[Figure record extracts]

________

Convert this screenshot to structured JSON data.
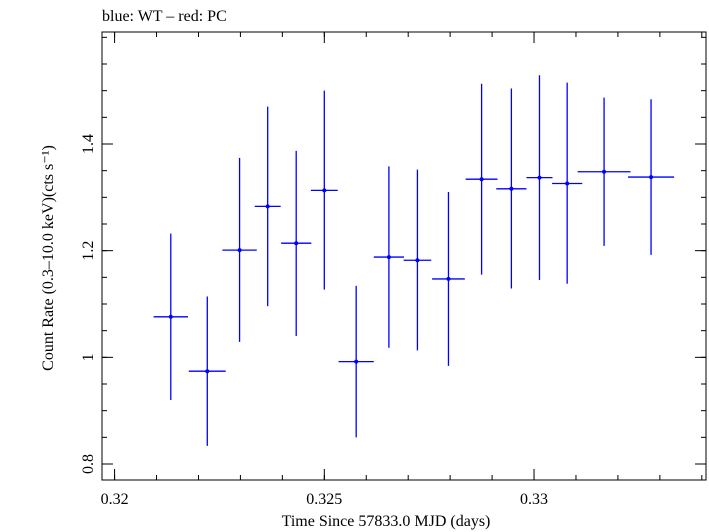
{
  "chart_data": {
    "type": "scatter",
    "title": "blue: WT – red: PC",
    "xlabel": "Time Since 57833.0 MJD (days)",
    "ylabel": "Count Rate (0.3–10.0 keV)(cts s⁻¹)",
    "xlim": [
      0.3197,
      0.3341
    ],
    "ylim": [
      0.77,
      1.61
    ],
    "x_ticks": [
      {
        "value": 0.32,
        "label": "0.32"
      },
      {
        "value": 0.325,
        "label": "0.325"
      },
      {
        "value": 0.33,
        "label": "0.33"
      }
    ],
    "y_ticks": [
      {
        "value": 0.8,
        "label": "0.8"
      },
      {
        "value": 1.0,
        "label": "1"
      },
      {
        "value": 1.2,
        "label": "1.2"
      },
      {
        "value": 1.4,
        "label": "1.4"
      }
    ],
    "x_minor_step": 0.001,
    "y_minor_step": 0.05,
    "series": [
      {
        "color": "#0000ff",
        "points": [
          {
            "x": 0.32134,
            "xerr": 0.00041,
            "y": 1.076,
            "ylo": 0.92,
            "yhi": 1.232
          },
          {
            "x": 0.32221,
            "xerr": 0.00044,
            "y": 0.974,
            "ylo": 0.834,
            "yhi": 1.114
          },
          {
            "x": 0.32298,
            "xerr": 0.00041,
            "y": 1.201,
            "ylo": 1.029,
            "yhi": 1.374
          },
          {
            "x": 0.32365,
            "xerr": 0.00031,
            "y": 1.283,
            "ylo": 1.096,
            "yhi": 1.47
          },
          {
            "x": 0.32433,
            "xerr": 0.00036,
            "y": 1.214,
            "ylo": 1.04,
            "yhi": 1.387
          },
          {
            "x": 0.325,
            "xerr": 0.00032,
            "y": 1.313,
            "ylo": 1.127,
            "yhi": 1.5
          },
          {
            "x": 0.32576,
            "xerr": 0.00042,
            "y": 0.992,
            "ylo": 0.85,
            "yhi": 1.134
          },
          {
            "x": 0.32654,
            "xerr": 0.00036,
            "y": 1.188,
            "ylo": 1.018,
            "yhi": 1.358
          },
          {
            "x": 0.32722,
            "xerr": 0.00033,
            "y": 1.182,
            "ylo": 1.013,
            "yhi": 1.352
          },
          {
            "x": 0.32796,
            "xerr": 0.00039,
            "y": 1.147,
            "ylo": 0.984,
            "yhi": 1.31
          },
          {
            "x": 0.32875,
            "xerr": 0.00038,
            "y": 1.334,
            "ylo": 1.155,
            "yhi": 1.513
          },
          {
            "x": 0.32946,
            "xerr": 0.00036,
            "y": 1.316,
            "ylo": 1.129,
            "yhi": 1.504
          },
          {
            "x": 0.33013,
            "xerr": 0.00031,
            "y": 1.337,
            "ylo": 1.145,
            "yhi": 1.529
          },
          {
            "x": 0.33079,
            "xerr": 0.00036,
            "y": 1.326,
            "ylo": 1.138,
            "yhi": 1.515
          },
          {
            "x": 0.33167,
            "xerr": 0.00063,
            "y": 1.348,
            "ylo": 1.209,
            "yhi": 1.487
          },
          {
            "x": 0.33279,
            "xerr": 0.00055,
            "y": 1.338,
            "ylo": 1.192,
            "yhi": 1.484
          }
        ]
      }
    ]
  }
}
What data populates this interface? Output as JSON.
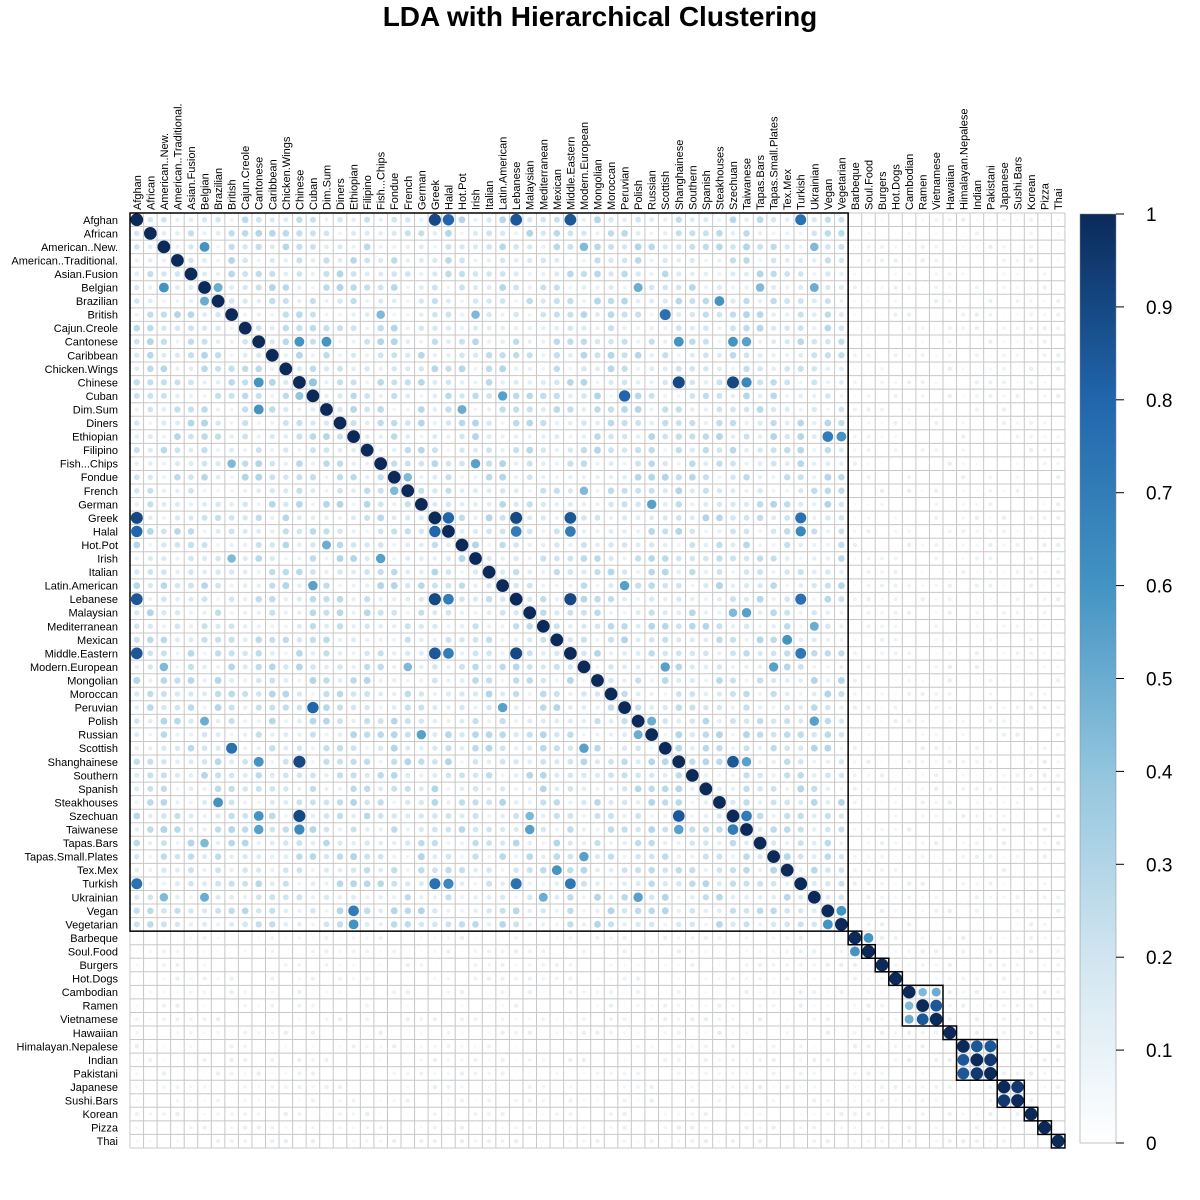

________

Extract all lines containing the word "value".

        "value": 0.32,
        "value": 0.325,
        "value": 0.33,
        "value": 0.8,
        "value": 1.0,
        "value": 1.2,
        "value": 1.4,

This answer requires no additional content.